## BEGIN RAW DATA

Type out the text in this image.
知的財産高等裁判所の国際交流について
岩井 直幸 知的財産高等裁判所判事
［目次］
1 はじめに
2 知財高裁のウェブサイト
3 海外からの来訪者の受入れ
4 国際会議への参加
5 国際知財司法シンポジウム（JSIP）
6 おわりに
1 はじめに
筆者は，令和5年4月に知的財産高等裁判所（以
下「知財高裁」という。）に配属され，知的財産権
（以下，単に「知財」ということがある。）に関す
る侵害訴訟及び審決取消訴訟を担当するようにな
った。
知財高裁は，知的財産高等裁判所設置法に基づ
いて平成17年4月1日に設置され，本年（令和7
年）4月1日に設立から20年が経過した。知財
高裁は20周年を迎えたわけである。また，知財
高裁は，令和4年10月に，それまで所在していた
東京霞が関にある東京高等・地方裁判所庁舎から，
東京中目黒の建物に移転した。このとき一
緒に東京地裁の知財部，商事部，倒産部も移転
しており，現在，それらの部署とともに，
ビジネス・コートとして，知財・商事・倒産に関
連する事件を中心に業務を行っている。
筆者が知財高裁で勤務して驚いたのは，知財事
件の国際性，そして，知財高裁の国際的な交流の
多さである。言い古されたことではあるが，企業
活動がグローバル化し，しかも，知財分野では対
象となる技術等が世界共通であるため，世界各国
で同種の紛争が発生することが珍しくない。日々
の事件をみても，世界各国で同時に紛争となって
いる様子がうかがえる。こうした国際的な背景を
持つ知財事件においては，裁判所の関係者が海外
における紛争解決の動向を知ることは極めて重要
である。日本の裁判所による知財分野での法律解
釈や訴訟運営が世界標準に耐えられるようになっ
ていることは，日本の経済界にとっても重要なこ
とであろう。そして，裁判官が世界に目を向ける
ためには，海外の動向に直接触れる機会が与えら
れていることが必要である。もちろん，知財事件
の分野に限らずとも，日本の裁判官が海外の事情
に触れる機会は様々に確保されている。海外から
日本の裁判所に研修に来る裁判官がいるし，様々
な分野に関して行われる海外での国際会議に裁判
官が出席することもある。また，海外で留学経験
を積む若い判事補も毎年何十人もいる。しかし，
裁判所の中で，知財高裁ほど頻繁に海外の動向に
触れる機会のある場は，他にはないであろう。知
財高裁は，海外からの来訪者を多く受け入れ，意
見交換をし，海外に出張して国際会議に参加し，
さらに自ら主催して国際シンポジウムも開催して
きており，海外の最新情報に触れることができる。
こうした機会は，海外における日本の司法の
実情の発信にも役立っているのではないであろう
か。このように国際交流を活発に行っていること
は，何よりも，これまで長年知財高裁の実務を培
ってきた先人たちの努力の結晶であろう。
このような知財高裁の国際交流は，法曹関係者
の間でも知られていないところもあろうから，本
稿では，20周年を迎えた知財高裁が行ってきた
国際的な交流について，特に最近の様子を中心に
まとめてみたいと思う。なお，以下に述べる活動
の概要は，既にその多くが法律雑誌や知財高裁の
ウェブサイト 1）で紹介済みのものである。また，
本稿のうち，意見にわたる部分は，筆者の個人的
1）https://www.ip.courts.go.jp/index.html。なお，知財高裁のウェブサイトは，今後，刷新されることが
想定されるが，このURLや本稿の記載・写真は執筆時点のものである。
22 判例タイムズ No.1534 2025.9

## END RAW DATA

PROBLEM TO WORK ON. Without omitting anything, output the entries exactly.

OUTPUT FOR THIS TASK.
Type out the text in this image.
知的財産高等裁判所の国際交流について
岩井 直幸 知的財産高等裁判所判事
［目次］
1 はじめに
2 知財高裁のウェブサイト
3 海外からの来訪者の受入れ
4 国際会議への参加
5 国際知財司法シンポジウム（JSIP）
6 おわりに
1 はじめに
筆者は，令和5年4月に知的財産高等裁判所（以
下「知財高裁」という。）に配属され，知的財産権
（以下，単に「知財」ということがある。）に関す
る侵害訴訟及び審決取消訴訟を担当するようにな
った。
知財高裁は，知的財産高等裁判所設置法に基づ
いて平成17年4月1日に設置され，本年（令和7
年）4月1日に設立から20年が経過した。知財
高裁は20周年を迎えたわけである。また，知財
高裁は，令和4年10月に，それまで所在していた
東京霞が関にある東京高等・地方裁判所庁舎から，
東京中目黒の建物に移転した。このとき一
緒に東京地裁の知財部，商事部，倒産部も移転
しており，現在，それらの部署とともに，
ビジネス・コートとして，知財・商事・倒産に関
連する事件を中心に業務を行っている。
筆者が知財高裁で勤務して驚いたのは，知財事
件の国際性，そして，知財高裁の国際的な交流の
多さである。言い古されたことではあるが，企業
活動がグローバル化し，しかも，知財分野では対
象となる技術等が世界共通であるため，世界各国
で同種の紛争が発生することが珍しくない。日々
の事件をみても，世界各国で同時に紛争となって
いる様子がうかがえる。こうした国際的な背景を
持つ知財事件においては，裁判所の関係者が海外
における紛争解決の動向を知ることは極めて重要
である。日本の裁判所による知財分野での法律解
釈や訴訟運営が世界標準に耐えられるようになっ
ていることは，日本の経済界にとっても重要なこ
とであろう。そして，裁判官が世界に目を向ける
ためには，海外の動向に直接触れる機会が与えら
れていることが必要である。もちろん，知財事件
の分野に限らずとも，日本の裁判官が海外の事情
に触れる機会は様々に確保されている。海外から
日本の裁判所に研修に来る裁判官がいるし，様々
な分野に関して行われる海外での国際会議に裁判
官が出席することもある。また，海外で留学経験
を積む若い判事補も毎年何十人もいる。しかし，
裁判所の中で，知財高裁ほど頻繁に海外の動向に
触れる機会のある場は，他にはないであろう。知
財高裁は，海外からの来訪者を多く受け入れ，意
見交換をし，海外に出張して国際会議に参加し，
さらに自ら主催して国際シンポジウムも開催して
きており，海外の最新情報に触れることができる。
こうした機会は，海外における日本の司法の
実情の発信にも役立っているのではないであろう
か。このように国際交流を活発に行っていること
は，何よりも，これまで長年知財高裁の実務を培
ってきた先人たちの努力の結晶であろう。
このような知財高裁の国際交流は，法曹関係者
の間でも知られていないところもあろうから，本
稿では，20周年を迎えた知財高裁が行ってきた
国際的な交流について，特に最近の様子を中心に
まとめてみたいと思う。なお，以下に述べる活動
の概要は，既にその多くが法律雑誌や知財高裁の
ウェブサイト 1）で紹介済みのものである。また，
本稿のうち，意見にわたる部分は，筆者の個人的
1）https://www.ip.courts.go.jp/index.html。なお，知財高裁のウェブサイトは，今後，刷新されることが
想定されるが，このURLや本稿の記載・写真は執筆時点のものである。
22 判例タイムズ No.1534 2025.9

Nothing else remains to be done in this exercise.